The former owners of RobustWealth probably “thought they would get a cash infusion and continue to build the business,” he speculated. “It is possible that the acquirer had different ideas. Perhaps those ideas did not pan out.”

However, the planned shutdown is a “shame for the advisors who were early adopters of RobustWealth, and it is a missed opportunity for Principal,” he said.

“I wish it had turned out differently for all involved.”

In a tweet earlier this week, Craig Iskowitz, CEO and founder of Ezra Group, called this “Another example of an insurance company spending money trying to be innovative but being unable to leverage good tech & a good team — selling to advisors is not as easy as it looks.”

7 Reasons

In a long Twitter thread, Michael Kitces, head of planning strategy at Buckingham Wealth Partners and co-founder of XY Planning Network and AdvicePay, pointed out that the RobustWealth acquisition by Principal in 2018 was “one of multiple asset managers acquisitions of ‘robo-advisor-for-advisors’ platforms, along w/ WisdomTree buying AdvisorEngine, after Invesco acquiring JemStep, after Blackrock [acquiring] FutureAdvisor.

Kitces went on to cite seven reasons why RobustWealth failed to live up to its potential:

1. RobustWealth’s strategy hit reality.

“The strategy was pretty straightforward — if advisors automate trading & rebalancing of their models through ‘robo’ tools, then asset managers can populate the marketplace of models with models that include their own mutual funds/ETFs to boost their distribution,” Kitces tweeted.

However, he pointed out: “The reality is that advisors tend to look to their RIA custodians (e.g., Schwab, Fidelity, TDA) first and foremost for trading tools to implement. Which meant they didn’t want/need third-party tools that the asset managers acquired and offered.

 2. Bigger RIAs tend to use their own in-house models.

“Third-party trading/rebalancing tools are out there,” but they are “commonly tied to performance reporting tools like Orion, Black Diamond, and Tamarac [and] tend to be used by mid-to-large-sized RIAs who are multi-custodial (thus can’t use one custodian’s on-platform tools),” Kitces said.

Assignment 1 » According to the text on RobustWealth, which company acquired RobustWealth in 2018?
Assignment 2 » Pick up the article on RobustWealth after its last sentence and carry on the text from there.

Material supplied »
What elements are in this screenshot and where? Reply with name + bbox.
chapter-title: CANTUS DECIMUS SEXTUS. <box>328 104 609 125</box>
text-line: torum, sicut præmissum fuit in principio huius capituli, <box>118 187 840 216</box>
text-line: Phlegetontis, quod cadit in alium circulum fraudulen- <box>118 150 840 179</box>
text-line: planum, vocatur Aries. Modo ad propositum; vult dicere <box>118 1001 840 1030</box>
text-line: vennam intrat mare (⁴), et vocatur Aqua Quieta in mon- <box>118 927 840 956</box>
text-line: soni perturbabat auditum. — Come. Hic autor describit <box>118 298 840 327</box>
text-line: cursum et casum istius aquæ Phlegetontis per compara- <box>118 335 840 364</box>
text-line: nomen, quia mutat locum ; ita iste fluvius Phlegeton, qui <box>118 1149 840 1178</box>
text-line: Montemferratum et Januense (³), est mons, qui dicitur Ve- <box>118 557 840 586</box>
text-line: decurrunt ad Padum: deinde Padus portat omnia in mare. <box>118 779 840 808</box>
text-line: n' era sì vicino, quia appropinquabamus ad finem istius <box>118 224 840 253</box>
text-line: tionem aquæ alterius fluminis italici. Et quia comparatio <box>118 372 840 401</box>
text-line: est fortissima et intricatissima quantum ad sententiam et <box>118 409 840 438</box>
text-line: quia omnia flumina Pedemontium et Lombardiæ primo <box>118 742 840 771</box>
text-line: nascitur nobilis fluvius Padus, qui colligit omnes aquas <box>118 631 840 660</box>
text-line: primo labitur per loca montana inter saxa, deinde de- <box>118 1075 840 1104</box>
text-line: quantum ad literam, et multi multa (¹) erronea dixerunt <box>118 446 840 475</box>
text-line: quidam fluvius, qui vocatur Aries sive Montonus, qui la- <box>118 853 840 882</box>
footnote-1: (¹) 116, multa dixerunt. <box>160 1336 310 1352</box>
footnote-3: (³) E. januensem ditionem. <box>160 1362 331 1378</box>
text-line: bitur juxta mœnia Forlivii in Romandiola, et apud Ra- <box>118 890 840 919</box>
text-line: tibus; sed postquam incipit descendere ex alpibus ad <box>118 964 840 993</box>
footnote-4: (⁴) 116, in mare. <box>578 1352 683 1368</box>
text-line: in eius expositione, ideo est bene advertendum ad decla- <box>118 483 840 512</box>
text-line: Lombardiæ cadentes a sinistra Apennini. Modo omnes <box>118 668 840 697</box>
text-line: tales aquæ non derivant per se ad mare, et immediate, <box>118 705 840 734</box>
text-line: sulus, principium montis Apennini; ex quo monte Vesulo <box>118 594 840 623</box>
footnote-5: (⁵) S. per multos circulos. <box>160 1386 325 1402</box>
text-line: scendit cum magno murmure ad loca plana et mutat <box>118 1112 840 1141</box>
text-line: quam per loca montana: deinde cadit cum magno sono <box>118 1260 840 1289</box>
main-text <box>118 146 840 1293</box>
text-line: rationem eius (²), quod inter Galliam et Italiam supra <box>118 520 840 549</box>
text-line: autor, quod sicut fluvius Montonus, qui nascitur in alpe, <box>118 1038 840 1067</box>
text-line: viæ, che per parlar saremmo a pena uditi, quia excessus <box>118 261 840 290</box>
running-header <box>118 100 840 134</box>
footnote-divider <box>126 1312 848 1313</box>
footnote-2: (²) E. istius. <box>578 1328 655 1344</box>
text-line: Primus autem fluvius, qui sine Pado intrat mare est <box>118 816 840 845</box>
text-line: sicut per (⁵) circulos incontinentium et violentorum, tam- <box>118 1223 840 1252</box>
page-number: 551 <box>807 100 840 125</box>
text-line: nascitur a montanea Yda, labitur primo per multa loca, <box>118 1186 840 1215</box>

Reply 1 » Principal

Reply 2 »
These RIAs, however, “tend to use their own in-house models because they’re large enough to have their own investment teams to design them,” he noted. “As a result, robo-for-advisors tools have struggled mightily to gain adoption in small or large firms.

3. They built it, but RIAs didn’t come.

“When the robo-for-advisors tools don’t get adoption, their use as a model marketplace to facilitate distribution of the asset manager’s funds doesn’t work,” according to Kitces. “In essence, asset managers treated robo tools as ‘if you build it, they will come.’ But RIA’s didn’t.

4. Advisors tend to stick with the model marketplaces they already use.

“In practice the model marketplaces reportedly getting the most traction — via TDA’s iRebal, Envestnet, & Orion’s Communities — were the marketplaces that showed up where advisors already were,” Kitces said. “Not the ones trying to win advisors away from their current platforms.

5. “Tech matters, but switching costs are brutal.”

“Advisors are MUCH more likely to use expanded offerings where they already are” and that is “why the incumbents who added marketplaces won,” according to Kitces.

6. This has happened before.

“In the broader context, RobustWealth shutting down fits in a series of recent similar events, including WisdomTree spinning off AdvisorEngine, and Oranj shutting down entirely,” Kitces said. “All built around model marketplace models where advisors just didn’t show up to buy models from them,” he noted. 

7.  There is no magic bullet.

This is a “powerful reminder that, in the end, such tech tools “aren’t a magic bullet solution for asset managers & other manufacturers to open the door to the RIA channel,” Kitces said.

However, “I don’t think the shutdown of so many model marketplaces contravenes the broader advisor trend of increasing outsourcing of investment management,” according to Kitces. “AdvisorTech IS still increasingly a distribution channel for products.”